WORK TO DO -
Go through the records below line by line. Count the lines with "title" and give the count alone.
::::
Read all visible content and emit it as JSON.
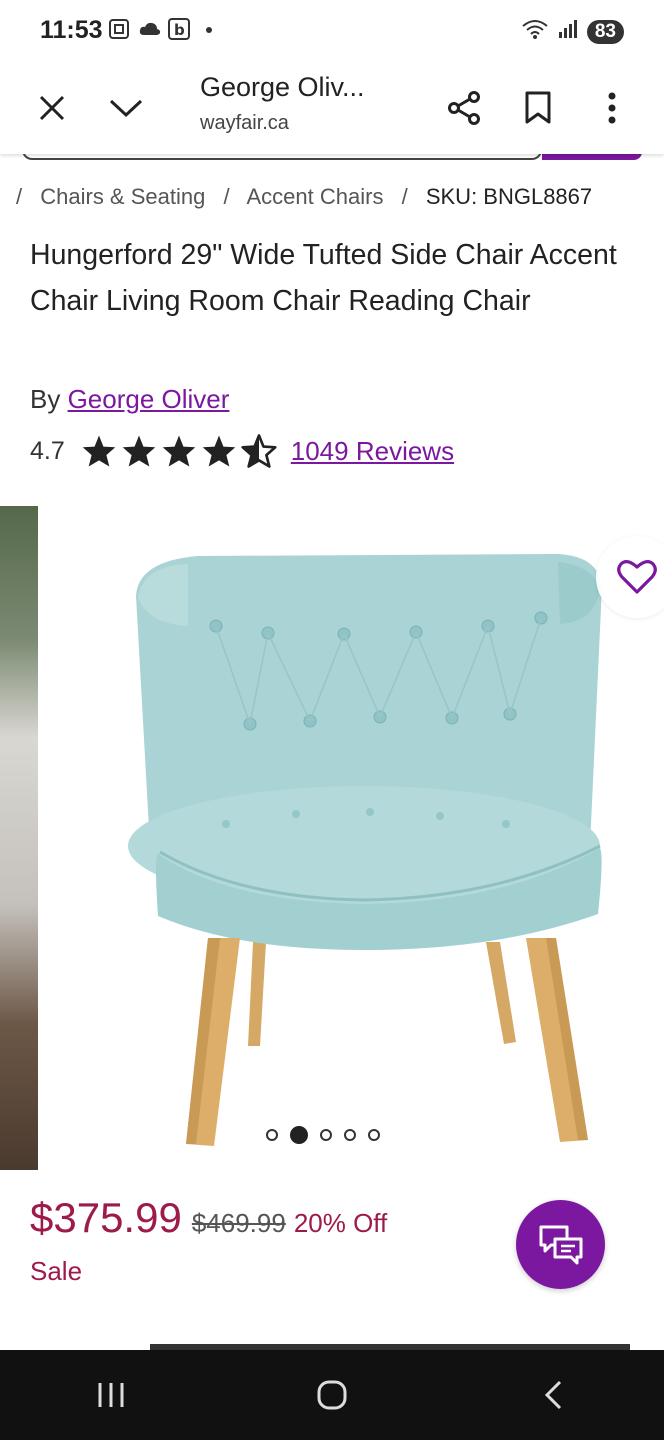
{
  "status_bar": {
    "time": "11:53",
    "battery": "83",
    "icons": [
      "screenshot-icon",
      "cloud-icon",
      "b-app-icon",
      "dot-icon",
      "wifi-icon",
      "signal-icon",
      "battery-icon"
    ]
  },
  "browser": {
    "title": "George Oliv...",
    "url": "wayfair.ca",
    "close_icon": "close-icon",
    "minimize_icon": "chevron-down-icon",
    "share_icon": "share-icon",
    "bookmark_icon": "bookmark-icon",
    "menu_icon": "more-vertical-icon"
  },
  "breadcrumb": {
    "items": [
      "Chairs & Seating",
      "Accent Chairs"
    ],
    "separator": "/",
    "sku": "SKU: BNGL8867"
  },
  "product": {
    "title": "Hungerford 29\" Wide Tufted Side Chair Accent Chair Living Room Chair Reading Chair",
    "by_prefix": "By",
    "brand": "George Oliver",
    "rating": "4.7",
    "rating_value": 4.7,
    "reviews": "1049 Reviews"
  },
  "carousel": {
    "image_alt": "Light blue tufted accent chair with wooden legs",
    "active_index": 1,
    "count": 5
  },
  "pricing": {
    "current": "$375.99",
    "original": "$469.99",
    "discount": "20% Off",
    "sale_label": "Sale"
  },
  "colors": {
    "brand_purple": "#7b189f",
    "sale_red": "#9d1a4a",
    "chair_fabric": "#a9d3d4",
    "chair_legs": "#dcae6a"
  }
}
::::
TASK ANSWER -
2